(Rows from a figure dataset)
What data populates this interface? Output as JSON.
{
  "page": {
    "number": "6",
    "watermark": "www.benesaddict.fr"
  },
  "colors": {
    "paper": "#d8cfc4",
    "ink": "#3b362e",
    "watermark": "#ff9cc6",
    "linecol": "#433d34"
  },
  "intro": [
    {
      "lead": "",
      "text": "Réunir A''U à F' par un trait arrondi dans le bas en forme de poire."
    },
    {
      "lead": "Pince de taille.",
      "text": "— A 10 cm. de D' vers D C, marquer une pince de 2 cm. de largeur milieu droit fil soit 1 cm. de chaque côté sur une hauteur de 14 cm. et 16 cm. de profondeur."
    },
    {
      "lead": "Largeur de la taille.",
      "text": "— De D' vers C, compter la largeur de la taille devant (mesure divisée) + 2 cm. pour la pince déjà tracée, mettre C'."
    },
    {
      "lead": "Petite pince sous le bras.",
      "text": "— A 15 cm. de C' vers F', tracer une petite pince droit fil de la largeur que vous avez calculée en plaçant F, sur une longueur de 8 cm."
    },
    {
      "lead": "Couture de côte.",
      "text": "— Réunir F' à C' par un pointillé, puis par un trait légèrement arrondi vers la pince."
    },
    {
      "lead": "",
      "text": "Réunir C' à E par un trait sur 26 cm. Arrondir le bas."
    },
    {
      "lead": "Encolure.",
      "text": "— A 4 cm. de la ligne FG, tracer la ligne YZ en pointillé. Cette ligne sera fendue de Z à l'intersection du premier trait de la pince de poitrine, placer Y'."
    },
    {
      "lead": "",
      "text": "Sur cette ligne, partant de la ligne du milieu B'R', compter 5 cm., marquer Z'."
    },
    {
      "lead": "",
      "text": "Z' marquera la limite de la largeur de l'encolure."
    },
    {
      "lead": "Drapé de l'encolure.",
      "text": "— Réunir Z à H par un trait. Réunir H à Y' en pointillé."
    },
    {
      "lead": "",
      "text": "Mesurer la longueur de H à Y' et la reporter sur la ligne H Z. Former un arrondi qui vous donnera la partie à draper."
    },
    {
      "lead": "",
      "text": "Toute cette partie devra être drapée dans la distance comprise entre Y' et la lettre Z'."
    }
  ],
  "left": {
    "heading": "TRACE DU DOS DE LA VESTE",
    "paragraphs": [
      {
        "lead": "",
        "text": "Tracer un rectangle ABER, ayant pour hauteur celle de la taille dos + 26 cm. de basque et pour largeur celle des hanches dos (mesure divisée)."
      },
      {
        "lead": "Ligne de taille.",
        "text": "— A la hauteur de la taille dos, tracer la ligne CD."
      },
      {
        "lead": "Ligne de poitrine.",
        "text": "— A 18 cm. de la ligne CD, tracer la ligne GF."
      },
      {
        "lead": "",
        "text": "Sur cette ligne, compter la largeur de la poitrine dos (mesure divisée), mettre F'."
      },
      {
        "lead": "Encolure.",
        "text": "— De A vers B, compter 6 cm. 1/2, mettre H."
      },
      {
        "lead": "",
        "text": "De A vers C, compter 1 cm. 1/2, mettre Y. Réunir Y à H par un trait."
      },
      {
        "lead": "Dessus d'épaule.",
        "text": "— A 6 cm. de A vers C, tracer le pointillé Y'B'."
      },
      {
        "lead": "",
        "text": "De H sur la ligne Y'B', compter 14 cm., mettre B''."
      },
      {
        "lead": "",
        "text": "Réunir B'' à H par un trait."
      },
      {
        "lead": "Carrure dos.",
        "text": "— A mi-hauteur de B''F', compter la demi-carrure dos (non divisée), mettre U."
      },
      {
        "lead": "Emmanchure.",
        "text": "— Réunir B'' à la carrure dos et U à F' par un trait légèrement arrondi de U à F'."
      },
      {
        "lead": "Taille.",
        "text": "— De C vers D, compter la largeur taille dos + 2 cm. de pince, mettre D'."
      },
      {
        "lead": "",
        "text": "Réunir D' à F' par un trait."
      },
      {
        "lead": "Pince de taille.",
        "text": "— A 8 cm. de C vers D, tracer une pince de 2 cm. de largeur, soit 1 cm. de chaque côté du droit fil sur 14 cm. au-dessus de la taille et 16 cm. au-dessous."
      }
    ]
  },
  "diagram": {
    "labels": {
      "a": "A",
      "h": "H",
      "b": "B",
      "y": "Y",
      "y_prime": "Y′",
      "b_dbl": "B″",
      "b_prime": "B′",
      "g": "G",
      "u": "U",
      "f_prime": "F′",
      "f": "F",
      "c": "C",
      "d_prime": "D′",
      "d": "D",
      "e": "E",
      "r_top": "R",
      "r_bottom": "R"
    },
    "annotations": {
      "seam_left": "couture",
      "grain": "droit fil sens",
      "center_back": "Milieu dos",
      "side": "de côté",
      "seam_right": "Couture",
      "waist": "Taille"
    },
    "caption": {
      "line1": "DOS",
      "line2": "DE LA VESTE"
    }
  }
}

**Stated goal:** Retype every entry word for word.

**Result of the exercise:**
What data populates this interface? Output as JSON.
{
  "page": {
    "number": "6",
    "watermark": "www.benesaddict.fr"
  },
  "colors": {
    "paper": "#d8cfc4",
    "ink": "#3b362e",
    "watermark": "#ff9cc6",
    "linecol": "#433d34"
  },
  "intro": [
    {
      "lead": "",
      "text": "Réunir A''U à F' par un trait arrondi dans le bas en forme de poire."
    },
    {
      "lead": "Pince de taille.",
      "text": "— A 10 cm. de D' vers D C, marquer une pince de 2 cm. de largeur milieu droit fil soit 1 cm. de chaque côté sur une hauteur de 14 cm. et 16 cm. de profondeur."
    },
    {
      "lead": "Largeur de la taille.",
      "text": "— De D' vers C, compter la largeur de la taille devant (mesure divisée) + 2 cm. pour la pince déjà tracée, mettre C'."
    },
    {
      "lead": "Petite pince sous le bras.",
      "text": "— A 15 cm. de C' vers F', tracer une petite pince droit fil de la largeur que vous avez calculée en plaçant F, sur une longueur de 8 cm."
    },
    {
      "lead": "Couture de côte.",
      "text": "— Réunir F' à C' par un pointillé, puis par un trait légèrement arrondi vers la pince."
    },
    {
      "lead": "",
      "text": "Réunir C' à E par un trait sur 26 cm. Arrondir le bas."
    },
    {
      "lead": "Encolure.",
      "text": "— A 4 cm. de la ligne FG, tracer la ligne YZ en pointillé. Cette ligne sera fendue de Z à l'intersection du premier trait de la pince de poitrine, placer Y'."
    },
    {
      "lead": "",
      "text": "Sur cette ligne, partant de la ligne du milieu B'R', compter 5 cm., marquer Z'."
    },
    {
      "lead": "",
      "text": "Z' marquera la limite de la largeur de l'encolure."
    },
    {
      "lead": "Drapé de l'encolure.",
      "text": "— Réunir Z à H par un trait. Réunir H à Y' en pointillé."
    },
    {
      "lead": "",
      "text": "Mesurer la longueur de H à Y' et la reporter sur la ligne H Z. Former un arrondi qui vous donnera la partie à draper."
    },
    {
      "lead": "",
      "text": "Toute cette partie devra être drapée dans la distance comprise entre Y' et la lettre Z'."
    }
  ],
  "left": {
    "heading": "TRACE DU DOS DE LA VESTE",
    "paragraphs": [
      {
        "lead": "",
        "text": "Tracer un rectangle ABER, ayant pour hauteur celle de la taille dos + 26 cm. de basque et pour largeur celle des hanches dos (mesure divisée)."
      },
      {
        "lead": "Ligne de taille.",
        "text": "— A la hauteur de la taille dos, tracer la ligne CD."
      },
      {
        "lead": "Ligne de poitrine.",
        "text": "— A 18 cm. de la ligne CD, tracer la ligne GF."
      },
      {
        "lead": "",
        "text": "Sur cette ligne, compter la largeur de la poitrine dos (mesure divisée), mettre F'."
      },
      {
        "lead": "Encolure.",
        "text": "— De A vers B, compter 6 cm. 1/2, mettre H."
      },
      {
        "lead": "",
        "text": "De A vers C, compter 1 cm. 1/2, mettre Y. Réunir Y à H par un trait."
      },
      {
        "lead": "Dessus d'épaule.",
        "text": "— A 6 cm. de A vers C, tracer le pointillé Y'B'."
      },
      {
        "lead": "",
        "text": "De H sur la ligne Y'B', compter 14 cm., mettre B''."
      },
      {
        "lead": "",
        "text": "Réunir B'' à H par un trait."
      },
      {
        "lead": "Carrure dos.",
        "text": "— A mi-hauteur de B''F', compter la demi-carrure dos (non divisée), mettre U."
      },
      {
        "lead": "Emmanchure.",
        "text": "— Réunir B'' à la carrure dos et U à F' par un trait légèrement arrondi de U à F'."
      },
      {
        "lead": "Taille.",
        "text": "— De C vers D, compter la largeur taille dos + 2 cm. de pince, mettre D'."
      },
      {
        "lead": "",
        "text": "Réunir D' à F' par un trait."
      },
      {
        "lead": "Pince de taille.",
        "text": "— A 8 cm. de C vers D, tracer une pince de 2 cm. de largeur, soit 1 cm. de chaque côté du droit fil sur 14 cm. au-dessus de la taille et 16 cm. au-dessous."
      }
    ]
  },
  "diagram": {
    "labels": {
      "a": "A",
      "h": "H",
      "b": "B",
      "y": "Y",
      "y_prime": "Y′",
      "b_dbl": "B″",
      "b_prime": "B′",
      "g": "G",
      "u": "U",
      "f_prime": "F′",
      "f": "F",
      "c": "C",
      "d_prime": "D′",
      "d": "D",
      "e": "E",
      "r_top": "R",
      "r_bottom": "R"
    },
    "annotations": {
      "seam_left": "couture",
      "grain": "droit fil sens",
      "center_back": "Milieu dos",
      "side": "de côté",
      "seam_right": "Couture",
      "waist": "Taille"
    },
    "caption": {
      "line1": "DOS",
      "line2": "DE LA VESTE"
    }
  }
}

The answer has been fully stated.